A block of data

◆ ◆ ◆ ◆ ◆ ◆ ◆

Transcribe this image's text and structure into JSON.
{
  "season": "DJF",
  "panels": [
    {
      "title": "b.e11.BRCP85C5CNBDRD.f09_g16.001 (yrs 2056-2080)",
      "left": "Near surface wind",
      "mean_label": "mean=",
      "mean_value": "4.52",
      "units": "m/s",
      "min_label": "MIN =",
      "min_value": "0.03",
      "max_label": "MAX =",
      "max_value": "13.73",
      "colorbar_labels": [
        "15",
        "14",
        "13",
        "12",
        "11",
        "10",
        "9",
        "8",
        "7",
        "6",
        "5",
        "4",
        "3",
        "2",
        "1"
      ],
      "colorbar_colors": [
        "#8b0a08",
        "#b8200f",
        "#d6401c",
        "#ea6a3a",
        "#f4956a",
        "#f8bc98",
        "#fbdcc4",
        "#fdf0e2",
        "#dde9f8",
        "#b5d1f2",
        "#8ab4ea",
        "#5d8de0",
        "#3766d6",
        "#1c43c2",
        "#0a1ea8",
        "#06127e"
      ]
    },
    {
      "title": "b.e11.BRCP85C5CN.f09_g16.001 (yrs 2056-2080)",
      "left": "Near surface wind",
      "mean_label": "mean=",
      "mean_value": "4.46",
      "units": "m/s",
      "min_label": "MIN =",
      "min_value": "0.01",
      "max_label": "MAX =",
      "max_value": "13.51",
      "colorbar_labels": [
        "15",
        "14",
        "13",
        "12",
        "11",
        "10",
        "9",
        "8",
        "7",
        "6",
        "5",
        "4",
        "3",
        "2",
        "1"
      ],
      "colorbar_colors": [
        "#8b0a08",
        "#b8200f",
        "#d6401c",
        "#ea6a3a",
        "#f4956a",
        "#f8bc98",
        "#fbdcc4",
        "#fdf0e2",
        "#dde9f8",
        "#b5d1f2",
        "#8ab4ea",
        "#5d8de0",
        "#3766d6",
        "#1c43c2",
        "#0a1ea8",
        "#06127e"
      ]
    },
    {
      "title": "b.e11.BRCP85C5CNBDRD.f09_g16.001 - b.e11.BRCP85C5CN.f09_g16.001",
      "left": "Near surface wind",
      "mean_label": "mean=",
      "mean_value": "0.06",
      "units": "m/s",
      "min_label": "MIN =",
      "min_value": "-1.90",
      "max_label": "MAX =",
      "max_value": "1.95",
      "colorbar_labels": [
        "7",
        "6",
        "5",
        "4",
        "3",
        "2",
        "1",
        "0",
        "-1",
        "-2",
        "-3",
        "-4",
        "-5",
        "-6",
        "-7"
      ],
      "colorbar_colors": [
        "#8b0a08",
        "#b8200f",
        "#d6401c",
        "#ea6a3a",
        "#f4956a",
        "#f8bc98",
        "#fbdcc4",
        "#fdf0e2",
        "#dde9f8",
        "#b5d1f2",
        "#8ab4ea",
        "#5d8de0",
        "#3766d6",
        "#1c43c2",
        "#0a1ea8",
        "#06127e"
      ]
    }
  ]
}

◆ ◆ ◆ ◆ ◆ ◆ ◆

PROBLEM DETAILS: Copy every record exactly as presented.

SOLUTION TO THIS TASK:
Transcribe this image's text and structure into JSON.
{
  "season": "DJF",
  "panels": [
    {
      "title": "b.e11.BRCP85C5CNBDRD.f09_g16.001 (yrs 2056-2080)",
      "left": "Near surface wind",
      "mean_label": "mean=",
      "mean_value": "4.52",
      "units": "m/s",
      "min_label": "MIN =",
      "min_value": "0.03",
      "max_label": "MAX =",
      "max_value": "13.73",
      "colorbar_labels": [
        "15",
        "14",
        "13",
        "12",
        "11",
        "10",
        "9",
        "8",
        "7",
        "6",
        "5",
        "4",
        "3",
        "2",
        "1"
      ],
      "colorbar_colors": [
        "#8b0a08",
        "#b8200f",
        "#d6401c",
        "#ea6a3a",
        "#f4956a",
        "#f8bc98",
        "#fbdcc4",
        "#fdf0e2",
        "#dde9f8",
        "#b5d1f2",
        "#8ab4ea",
        "#5d8de0",
        "#3766d6",
        "#1c43c2",
        "#0a1ea8",
        "#06127e"
      ]
    },
    {
      "title": "b.e11.BRCP85C5CN.f09_g16.001 (yrs 2056-2080)",
      "left": "Near surface wind",
      "mean_label": "mean=",
      "mean_value": "4.46",
      "units": "m/s",
      "min_label": "MIN =",
      "min_value": "0.01",
      "max_label": "MAX =",
      "max_value": "13.51",
      "colorbar_labels": [
        "15",
        "14",
        "13",
        "12",
        "11",
        "10",
        "9",
        "8",
        "7",
        "6",
        "5",
        "4",
        "3",
        "2",
        "1"
      ],
      "colorbar_colors": [
        "#8b0a08",
        "#b8200f",
        "#d6401c",
        "#ea6a3a",
        "#f4956a",
        "#f8bc98",
        "#fbdcc4",
        "#fdf0e2",
        "#dde9f8",
        "#b5d1f2",
        "#8ab4ea",
        "#5d8de0",
        "#3766d6",
        "#1c43c2",
        "#0a1ea8",
        "#06127e"
      ]
    },
    {
      "title": "b.e11.BRCP85C5CNBDRD.f09_g16.001 - b.e11.BRCP85C5CN.f09_g16.001",
      "left": "Near surface wind",
      "mean_label": "mean=",
      "mean_value": "0.06",
      "units": "m/s",
      "min_label": "MIN =",
      "min_value": "-1.90",
      "max_label": "MAX =",
      "max_value": "1.95",
      "colorbar_labels": [
        "7",
        "6",
        "5",
        "4",
        "3",
        "2",
        "1",
        "0",
        "-1",
        "-2",
        "-3",
        "-4",
        "-5",
        "-6",
        "-7"
      ],
      "colorbar_colors": [
        "#8b0a08",
        "#b8200f",
        "#d6401c",
        "#ea6a3a",
        "#f4956a",
        "#f8bc98",
        "#fbdcc4",
        "#fdf0e2",
        "#dde9f8",
        "#b5d1f2",
        "#8ab4ea",
        "#5d8de0",
        "#3766d6",
        "#1c43c2",
        "#0a1ea8",
        "#06127e"
      ]
    }
  ]
}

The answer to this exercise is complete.